[Data records]

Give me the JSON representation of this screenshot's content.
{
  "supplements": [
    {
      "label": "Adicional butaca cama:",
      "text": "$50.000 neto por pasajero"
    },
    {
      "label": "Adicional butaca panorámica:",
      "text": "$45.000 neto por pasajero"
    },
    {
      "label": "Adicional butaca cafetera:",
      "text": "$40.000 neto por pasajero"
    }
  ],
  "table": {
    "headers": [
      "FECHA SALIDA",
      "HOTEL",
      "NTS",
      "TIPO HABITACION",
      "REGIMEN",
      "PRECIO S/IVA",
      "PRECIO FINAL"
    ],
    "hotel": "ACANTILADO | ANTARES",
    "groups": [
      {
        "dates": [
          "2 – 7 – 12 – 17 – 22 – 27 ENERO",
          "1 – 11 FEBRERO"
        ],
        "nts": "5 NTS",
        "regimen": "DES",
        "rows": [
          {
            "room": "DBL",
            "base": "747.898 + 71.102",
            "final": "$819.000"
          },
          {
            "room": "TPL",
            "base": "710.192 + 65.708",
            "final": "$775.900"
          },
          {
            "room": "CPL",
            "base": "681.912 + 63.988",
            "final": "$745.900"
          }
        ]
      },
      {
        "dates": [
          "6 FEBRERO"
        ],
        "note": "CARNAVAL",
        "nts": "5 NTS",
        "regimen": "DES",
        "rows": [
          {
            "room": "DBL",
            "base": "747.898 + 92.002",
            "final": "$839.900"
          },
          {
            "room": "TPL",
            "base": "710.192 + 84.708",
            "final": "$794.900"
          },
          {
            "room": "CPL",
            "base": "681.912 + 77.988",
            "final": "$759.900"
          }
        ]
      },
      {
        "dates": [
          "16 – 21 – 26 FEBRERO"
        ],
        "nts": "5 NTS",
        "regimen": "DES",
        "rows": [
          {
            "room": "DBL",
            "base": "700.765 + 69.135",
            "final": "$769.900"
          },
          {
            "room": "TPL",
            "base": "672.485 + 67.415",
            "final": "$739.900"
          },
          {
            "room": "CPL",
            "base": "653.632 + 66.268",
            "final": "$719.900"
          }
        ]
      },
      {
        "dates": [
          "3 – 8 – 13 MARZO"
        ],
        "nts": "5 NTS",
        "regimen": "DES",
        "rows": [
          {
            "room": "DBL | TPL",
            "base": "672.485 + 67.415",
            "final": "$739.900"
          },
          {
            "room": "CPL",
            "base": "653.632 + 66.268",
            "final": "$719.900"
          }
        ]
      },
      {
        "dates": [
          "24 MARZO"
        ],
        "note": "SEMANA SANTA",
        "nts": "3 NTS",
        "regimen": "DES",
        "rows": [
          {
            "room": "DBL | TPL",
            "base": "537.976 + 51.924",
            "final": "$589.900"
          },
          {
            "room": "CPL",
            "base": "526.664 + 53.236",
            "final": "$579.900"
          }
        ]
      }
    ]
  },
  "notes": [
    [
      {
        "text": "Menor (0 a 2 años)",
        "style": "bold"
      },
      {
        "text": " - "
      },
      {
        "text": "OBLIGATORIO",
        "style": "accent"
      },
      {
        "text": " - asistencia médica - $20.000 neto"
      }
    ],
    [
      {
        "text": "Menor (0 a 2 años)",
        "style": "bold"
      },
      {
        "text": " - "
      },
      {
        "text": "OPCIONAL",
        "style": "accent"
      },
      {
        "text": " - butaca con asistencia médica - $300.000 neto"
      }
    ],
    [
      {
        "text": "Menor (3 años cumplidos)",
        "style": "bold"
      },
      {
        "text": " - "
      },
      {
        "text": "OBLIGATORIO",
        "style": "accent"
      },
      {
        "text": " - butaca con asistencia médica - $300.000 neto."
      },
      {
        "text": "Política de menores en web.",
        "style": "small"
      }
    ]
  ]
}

* _THE PROBLEM_
Go through the records above and copy every line with the word "Adicional".

* _THE RESULT_
      "label": "Adicional butaca cama:",
      "label": "Adicional butaca panorámica:",
      "label": "Adicional butaca cafetera:",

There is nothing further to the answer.